─── Task material

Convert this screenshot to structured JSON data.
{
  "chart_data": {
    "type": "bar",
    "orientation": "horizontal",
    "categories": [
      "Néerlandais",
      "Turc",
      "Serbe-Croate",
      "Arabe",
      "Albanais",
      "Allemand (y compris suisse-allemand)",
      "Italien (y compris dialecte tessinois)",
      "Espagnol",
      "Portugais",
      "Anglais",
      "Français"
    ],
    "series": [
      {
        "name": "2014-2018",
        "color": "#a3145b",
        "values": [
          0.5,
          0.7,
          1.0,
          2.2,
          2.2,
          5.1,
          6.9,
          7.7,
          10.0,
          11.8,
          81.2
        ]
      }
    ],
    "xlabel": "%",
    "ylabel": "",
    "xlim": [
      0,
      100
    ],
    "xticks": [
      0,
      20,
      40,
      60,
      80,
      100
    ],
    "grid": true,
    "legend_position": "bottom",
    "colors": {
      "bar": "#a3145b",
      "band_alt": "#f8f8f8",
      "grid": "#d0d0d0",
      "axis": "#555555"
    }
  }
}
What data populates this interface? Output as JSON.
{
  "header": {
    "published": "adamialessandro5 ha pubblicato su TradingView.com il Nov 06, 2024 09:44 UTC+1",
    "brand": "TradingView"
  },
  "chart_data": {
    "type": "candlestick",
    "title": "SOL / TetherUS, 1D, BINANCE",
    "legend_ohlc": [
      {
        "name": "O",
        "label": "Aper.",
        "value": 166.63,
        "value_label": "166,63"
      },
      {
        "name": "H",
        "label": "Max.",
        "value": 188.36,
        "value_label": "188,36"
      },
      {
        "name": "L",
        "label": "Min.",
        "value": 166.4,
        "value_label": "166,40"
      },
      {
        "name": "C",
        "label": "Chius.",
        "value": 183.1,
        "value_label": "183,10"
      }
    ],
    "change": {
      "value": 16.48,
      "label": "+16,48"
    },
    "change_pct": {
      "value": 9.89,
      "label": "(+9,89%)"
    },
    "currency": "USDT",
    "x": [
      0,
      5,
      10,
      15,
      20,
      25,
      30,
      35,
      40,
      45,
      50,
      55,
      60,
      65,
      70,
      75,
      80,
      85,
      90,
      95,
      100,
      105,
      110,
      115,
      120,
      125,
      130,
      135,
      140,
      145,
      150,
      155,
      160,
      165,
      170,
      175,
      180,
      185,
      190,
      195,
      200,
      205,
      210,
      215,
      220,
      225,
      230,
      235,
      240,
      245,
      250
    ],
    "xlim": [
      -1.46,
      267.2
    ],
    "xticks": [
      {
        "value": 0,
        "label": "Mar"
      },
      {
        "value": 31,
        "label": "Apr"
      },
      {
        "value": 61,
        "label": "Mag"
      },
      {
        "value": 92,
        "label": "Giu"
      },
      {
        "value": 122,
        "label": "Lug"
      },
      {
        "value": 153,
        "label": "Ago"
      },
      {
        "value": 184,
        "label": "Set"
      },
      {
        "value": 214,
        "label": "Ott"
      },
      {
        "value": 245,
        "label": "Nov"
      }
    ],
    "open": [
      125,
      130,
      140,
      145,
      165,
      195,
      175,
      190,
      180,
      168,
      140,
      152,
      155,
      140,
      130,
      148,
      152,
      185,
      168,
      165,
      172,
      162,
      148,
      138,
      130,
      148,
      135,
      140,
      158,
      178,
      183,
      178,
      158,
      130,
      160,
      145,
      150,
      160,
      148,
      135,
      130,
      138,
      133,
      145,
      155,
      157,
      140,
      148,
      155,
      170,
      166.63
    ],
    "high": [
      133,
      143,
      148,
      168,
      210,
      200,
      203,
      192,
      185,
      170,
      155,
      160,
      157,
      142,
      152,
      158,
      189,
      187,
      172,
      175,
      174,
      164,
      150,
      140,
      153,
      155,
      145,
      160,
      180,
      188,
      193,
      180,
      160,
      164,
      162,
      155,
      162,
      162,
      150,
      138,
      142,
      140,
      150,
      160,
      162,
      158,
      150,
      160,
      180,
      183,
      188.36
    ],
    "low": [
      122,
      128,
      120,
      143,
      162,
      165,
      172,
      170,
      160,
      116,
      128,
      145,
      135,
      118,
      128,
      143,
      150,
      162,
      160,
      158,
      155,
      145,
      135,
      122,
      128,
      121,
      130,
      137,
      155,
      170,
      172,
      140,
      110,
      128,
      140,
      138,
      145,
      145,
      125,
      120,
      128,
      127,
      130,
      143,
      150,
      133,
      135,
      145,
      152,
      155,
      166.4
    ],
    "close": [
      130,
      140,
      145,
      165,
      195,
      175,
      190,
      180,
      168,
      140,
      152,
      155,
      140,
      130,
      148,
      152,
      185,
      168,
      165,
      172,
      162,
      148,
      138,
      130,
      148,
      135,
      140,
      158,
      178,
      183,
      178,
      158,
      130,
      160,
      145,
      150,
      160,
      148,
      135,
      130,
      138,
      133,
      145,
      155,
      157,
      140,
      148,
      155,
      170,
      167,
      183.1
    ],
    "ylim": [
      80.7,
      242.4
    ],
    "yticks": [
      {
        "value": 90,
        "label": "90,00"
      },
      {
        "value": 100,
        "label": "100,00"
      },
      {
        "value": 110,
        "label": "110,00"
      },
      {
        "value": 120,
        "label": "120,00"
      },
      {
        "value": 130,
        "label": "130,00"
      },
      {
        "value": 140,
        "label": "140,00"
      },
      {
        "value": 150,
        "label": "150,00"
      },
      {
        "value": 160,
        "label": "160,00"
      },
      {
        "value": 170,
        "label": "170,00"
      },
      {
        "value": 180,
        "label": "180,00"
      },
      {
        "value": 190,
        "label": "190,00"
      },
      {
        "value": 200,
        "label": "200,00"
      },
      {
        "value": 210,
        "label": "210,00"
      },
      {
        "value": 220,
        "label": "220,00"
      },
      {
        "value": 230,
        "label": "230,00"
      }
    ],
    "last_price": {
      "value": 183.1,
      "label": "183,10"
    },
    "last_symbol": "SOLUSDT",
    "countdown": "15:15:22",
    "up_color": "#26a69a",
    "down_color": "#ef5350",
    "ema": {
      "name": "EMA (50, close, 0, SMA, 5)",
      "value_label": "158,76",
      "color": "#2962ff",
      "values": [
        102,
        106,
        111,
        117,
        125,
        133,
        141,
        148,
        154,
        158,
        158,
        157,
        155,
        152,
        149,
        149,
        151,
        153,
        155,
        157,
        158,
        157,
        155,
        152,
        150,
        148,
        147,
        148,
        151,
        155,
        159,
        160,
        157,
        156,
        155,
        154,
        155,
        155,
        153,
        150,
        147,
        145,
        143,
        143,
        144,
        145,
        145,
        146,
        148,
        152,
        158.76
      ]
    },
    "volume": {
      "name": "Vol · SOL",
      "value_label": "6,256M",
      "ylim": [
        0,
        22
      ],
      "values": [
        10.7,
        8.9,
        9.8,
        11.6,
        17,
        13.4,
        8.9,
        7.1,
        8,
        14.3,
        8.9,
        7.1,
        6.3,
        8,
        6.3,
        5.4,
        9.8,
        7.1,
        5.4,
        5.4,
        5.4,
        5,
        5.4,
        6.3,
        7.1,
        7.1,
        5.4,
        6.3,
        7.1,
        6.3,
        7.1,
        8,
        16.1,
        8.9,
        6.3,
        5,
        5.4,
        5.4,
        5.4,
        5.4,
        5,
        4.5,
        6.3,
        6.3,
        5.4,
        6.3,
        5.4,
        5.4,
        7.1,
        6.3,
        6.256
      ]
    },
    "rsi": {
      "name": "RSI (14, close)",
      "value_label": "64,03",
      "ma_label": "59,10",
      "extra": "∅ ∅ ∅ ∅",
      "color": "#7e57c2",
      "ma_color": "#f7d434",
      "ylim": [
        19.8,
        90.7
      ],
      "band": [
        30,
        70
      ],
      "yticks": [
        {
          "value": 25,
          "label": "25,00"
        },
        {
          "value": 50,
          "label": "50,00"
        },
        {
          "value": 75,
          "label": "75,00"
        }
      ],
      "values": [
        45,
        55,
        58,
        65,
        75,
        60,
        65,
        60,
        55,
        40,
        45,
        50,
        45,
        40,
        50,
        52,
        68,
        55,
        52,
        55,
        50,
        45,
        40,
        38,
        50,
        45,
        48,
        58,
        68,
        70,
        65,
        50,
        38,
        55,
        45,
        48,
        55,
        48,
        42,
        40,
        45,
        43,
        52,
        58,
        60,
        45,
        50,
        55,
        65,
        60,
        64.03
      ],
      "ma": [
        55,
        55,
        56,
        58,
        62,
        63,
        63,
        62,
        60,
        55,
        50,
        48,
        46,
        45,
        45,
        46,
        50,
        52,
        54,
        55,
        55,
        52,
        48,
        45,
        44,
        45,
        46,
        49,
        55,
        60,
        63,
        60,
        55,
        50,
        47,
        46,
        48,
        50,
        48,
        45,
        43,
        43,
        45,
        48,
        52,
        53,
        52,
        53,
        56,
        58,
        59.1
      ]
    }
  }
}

──────

The exercise |
Copy out each line of the records that holds the string "name".

Solution below |
        "name": "2014-2018",
        "name": "O",
        "name": "H",
        "name": "L",
        "name": "C",
      "name": "EMA (50, close, 0, SMA, 5)",
      "name": "Vol · SOL",
      "name": "RSI (14, close)",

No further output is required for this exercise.